Identify each line below that contains the word "Increase", and copy it out.

Stored data
^^^^^^^^

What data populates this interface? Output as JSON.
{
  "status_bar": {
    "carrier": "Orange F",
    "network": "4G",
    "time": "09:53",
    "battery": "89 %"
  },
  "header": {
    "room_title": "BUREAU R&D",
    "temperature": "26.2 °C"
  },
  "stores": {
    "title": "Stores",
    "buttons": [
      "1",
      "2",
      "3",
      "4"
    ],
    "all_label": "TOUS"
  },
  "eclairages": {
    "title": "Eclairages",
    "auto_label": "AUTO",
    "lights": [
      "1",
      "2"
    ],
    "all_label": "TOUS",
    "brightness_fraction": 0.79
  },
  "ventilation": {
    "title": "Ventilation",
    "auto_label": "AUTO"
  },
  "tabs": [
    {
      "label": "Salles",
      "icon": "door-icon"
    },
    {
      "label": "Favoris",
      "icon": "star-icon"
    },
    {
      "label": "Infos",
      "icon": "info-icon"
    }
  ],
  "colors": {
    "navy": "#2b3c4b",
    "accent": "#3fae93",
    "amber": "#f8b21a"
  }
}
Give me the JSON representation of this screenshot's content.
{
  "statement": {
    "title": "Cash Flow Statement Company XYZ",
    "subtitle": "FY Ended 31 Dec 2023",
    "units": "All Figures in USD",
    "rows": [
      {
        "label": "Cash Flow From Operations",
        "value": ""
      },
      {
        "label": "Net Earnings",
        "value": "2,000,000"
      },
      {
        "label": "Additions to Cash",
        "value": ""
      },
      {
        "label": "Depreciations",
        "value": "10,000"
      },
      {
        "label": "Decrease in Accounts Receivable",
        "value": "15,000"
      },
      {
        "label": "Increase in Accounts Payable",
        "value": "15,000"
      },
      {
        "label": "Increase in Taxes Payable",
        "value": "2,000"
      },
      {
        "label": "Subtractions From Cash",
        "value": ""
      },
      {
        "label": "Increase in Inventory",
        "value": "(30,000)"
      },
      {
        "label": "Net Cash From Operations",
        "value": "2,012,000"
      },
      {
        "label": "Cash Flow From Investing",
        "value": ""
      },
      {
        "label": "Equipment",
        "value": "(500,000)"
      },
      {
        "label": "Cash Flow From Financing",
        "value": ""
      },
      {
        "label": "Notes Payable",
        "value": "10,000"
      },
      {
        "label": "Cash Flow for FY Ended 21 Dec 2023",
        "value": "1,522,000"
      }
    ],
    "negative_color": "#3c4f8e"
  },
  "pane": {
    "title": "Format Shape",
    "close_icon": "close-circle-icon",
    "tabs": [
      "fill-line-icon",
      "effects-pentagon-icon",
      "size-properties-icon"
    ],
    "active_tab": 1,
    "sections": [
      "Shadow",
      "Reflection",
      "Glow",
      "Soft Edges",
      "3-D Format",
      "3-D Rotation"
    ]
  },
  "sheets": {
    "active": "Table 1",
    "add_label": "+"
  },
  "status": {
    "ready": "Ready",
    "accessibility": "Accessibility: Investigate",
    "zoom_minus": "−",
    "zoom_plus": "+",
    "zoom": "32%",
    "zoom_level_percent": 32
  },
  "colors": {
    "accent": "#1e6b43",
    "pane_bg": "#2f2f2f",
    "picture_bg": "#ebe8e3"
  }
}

^^^^^^^^

- [REPLY]:
        "label": "Increase in Accounts Payable",
        "label": "Increase in Taxes Payable",
        "label": "Increase in Inventory",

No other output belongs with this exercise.